[start DATA LISTING]
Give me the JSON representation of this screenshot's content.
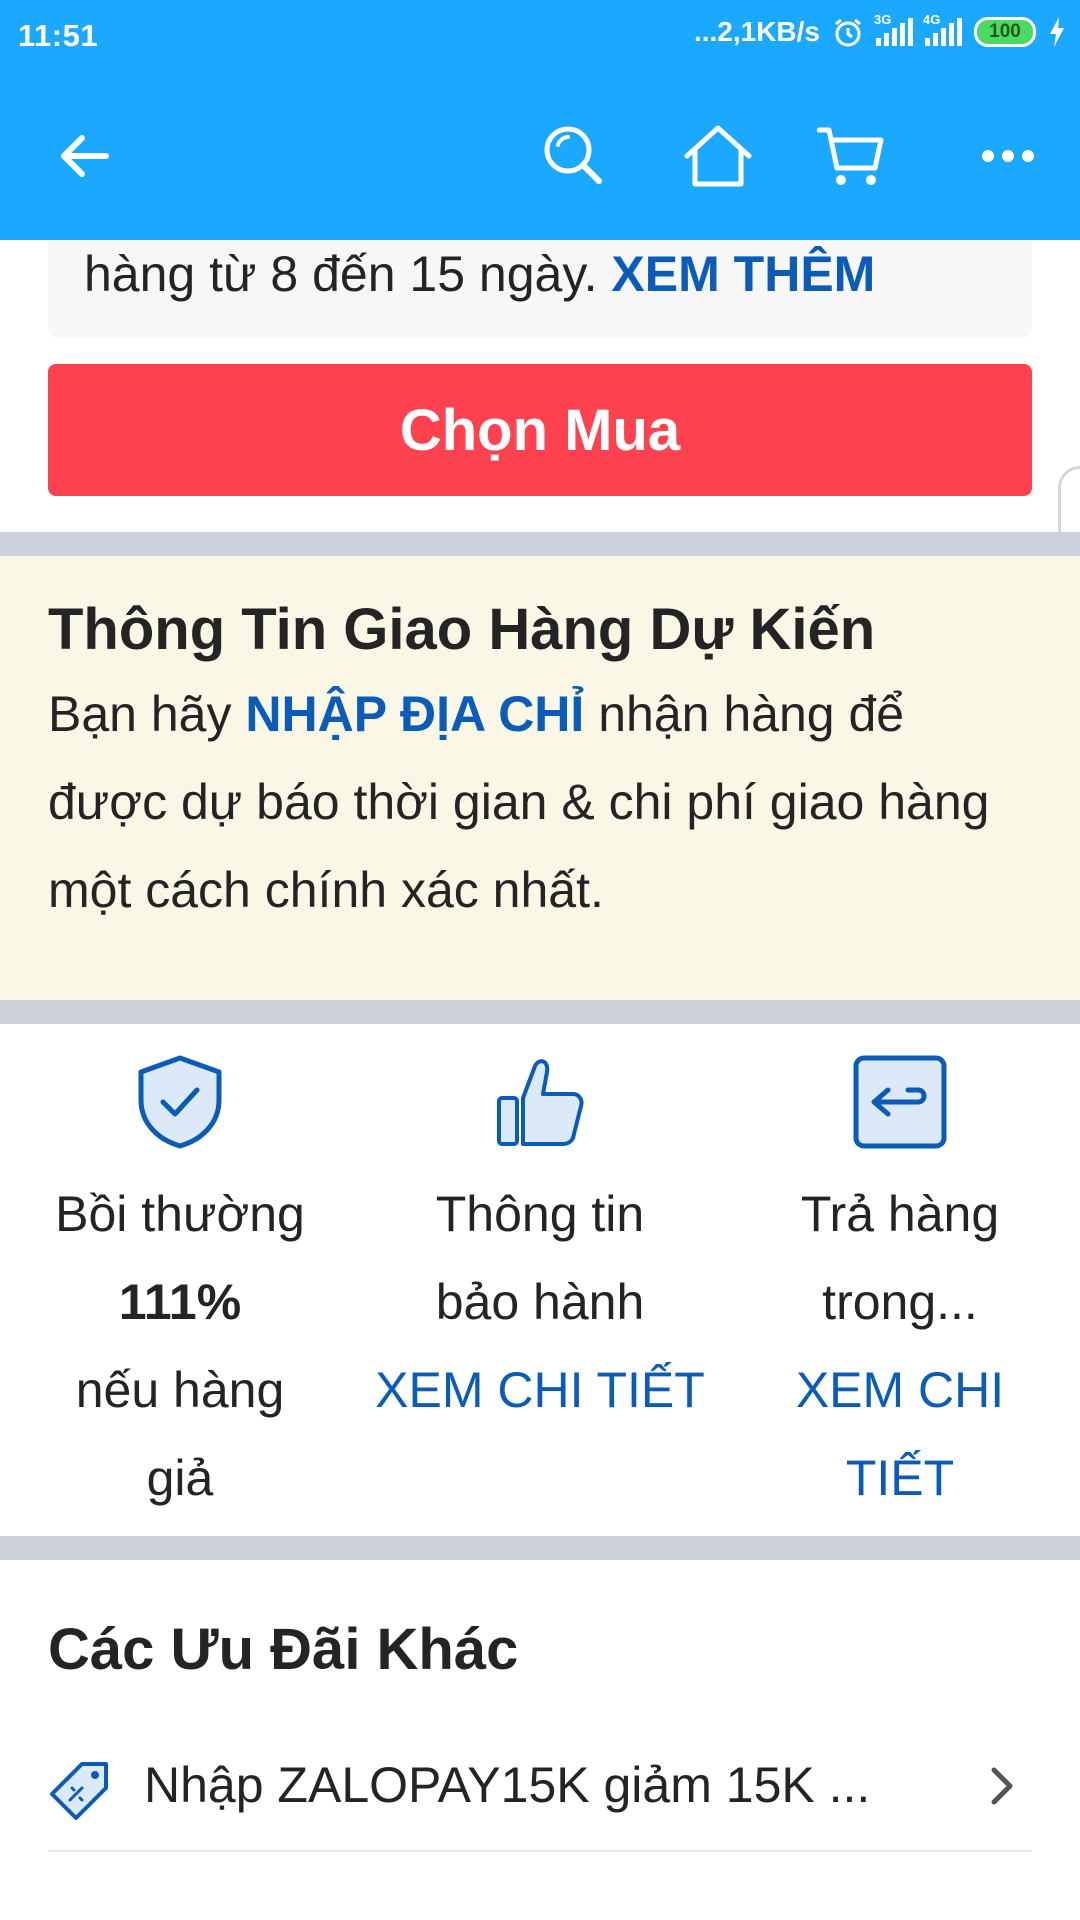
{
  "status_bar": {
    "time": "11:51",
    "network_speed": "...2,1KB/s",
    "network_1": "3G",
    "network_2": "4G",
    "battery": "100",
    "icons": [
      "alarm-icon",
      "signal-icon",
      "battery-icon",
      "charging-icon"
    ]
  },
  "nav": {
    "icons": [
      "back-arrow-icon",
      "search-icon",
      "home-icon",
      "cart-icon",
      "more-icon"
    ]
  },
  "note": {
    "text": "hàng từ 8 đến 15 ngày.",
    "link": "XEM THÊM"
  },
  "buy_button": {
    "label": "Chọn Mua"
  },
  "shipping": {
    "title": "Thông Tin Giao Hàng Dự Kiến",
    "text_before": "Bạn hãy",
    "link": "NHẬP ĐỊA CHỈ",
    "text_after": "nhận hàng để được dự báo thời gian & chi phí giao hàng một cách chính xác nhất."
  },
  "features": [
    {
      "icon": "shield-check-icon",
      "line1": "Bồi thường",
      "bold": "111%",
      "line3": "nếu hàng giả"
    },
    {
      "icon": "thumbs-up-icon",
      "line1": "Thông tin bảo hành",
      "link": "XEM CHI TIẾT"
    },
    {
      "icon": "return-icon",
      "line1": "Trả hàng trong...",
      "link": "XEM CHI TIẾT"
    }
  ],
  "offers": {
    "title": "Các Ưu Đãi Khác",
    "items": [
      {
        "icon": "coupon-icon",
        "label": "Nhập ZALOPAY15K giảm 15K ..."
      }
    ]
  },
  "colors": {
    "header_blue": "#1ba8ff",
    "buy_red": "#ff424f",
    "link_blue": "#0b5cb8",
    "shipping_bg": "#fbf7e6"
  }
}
[end DATA LISTING]
[start DATA LISTING]
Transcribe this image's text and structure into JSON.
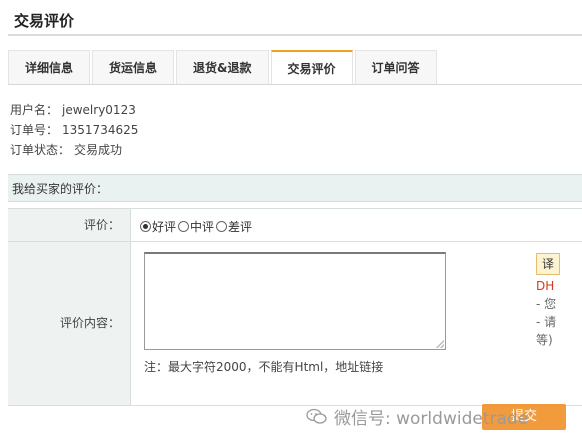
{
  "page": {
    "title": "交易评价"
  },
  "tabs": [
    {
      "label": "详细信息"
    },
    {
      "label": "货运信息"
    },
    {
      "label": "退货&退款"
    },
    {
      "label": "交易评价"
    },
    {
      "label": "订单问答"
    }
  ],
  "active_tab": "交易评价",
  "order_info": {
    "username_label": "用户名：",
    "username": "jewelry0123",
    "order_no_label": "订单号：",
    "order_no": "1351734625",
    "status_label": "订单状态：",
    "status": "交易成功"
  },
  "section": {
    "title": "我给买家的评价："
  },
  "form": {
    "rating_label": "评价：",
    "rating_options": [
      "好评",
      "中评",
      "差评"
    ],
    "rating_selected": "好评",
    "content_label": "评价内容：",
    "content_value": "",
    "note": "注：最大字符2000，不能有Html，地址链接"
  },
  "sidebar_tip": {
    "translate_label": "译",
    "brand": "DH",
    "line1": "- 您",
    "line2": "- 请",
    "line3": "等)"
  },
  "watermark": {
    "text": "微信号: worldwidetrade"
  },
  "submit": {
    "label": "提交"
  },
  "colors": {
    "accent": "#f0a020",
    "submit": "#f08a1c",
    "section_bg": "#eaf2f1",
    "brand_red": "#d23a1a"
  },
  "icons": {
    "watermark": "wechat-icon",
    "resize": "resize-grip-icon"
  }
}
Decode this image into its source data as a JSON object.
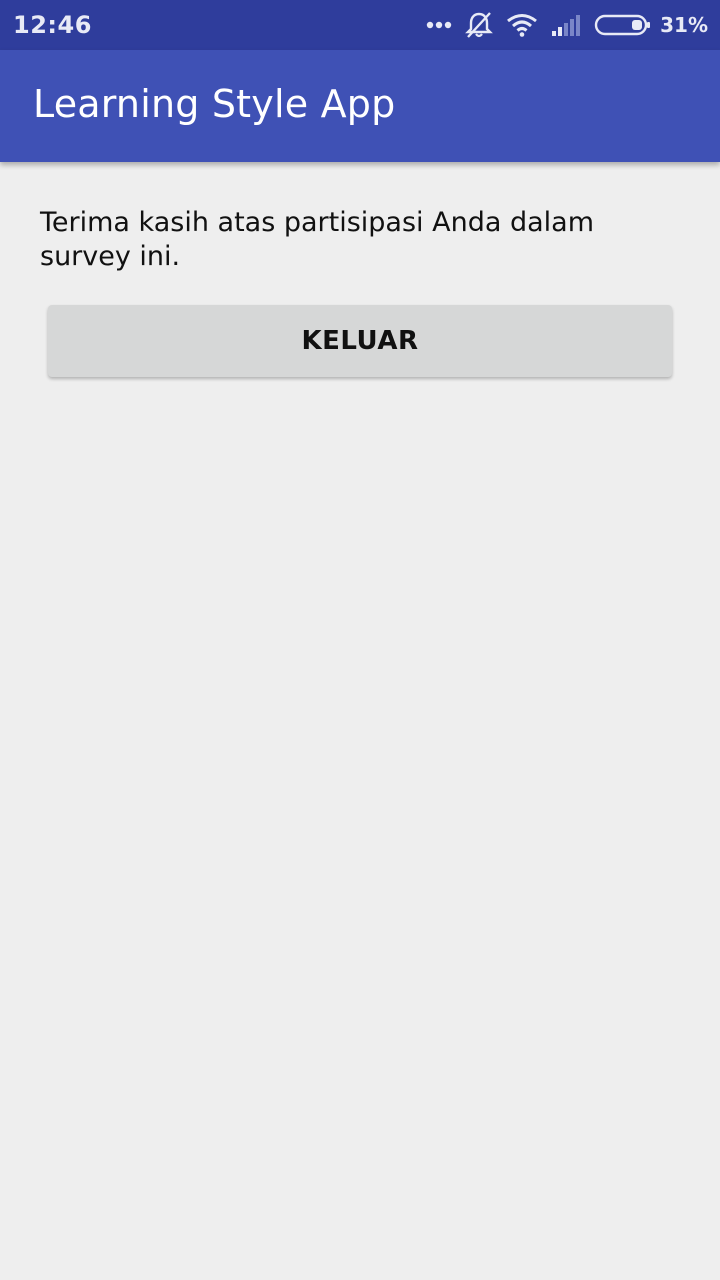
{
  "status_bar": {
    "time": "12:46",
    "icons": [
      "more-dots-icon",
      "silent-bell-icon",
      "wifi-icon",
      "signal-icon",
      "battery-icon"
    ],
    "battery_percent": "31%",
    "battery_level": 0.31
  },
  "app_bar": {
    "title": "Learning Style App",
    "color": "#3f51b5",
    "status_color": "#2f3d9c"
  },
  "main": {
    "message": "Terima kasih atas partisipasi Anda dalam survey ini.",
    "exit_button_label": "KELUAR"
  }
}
[end DATA LISTING]
▸ TASK BRIEF: Every line in the data above that contains "JSON" needs to be copied.

▸ ANSWER FOR THIS EXERCISE:
Give me the JSON representation of this screenshot's content.
Transcribe this image's text and structure into JSON.
Decode this image into its source data as a JSON object.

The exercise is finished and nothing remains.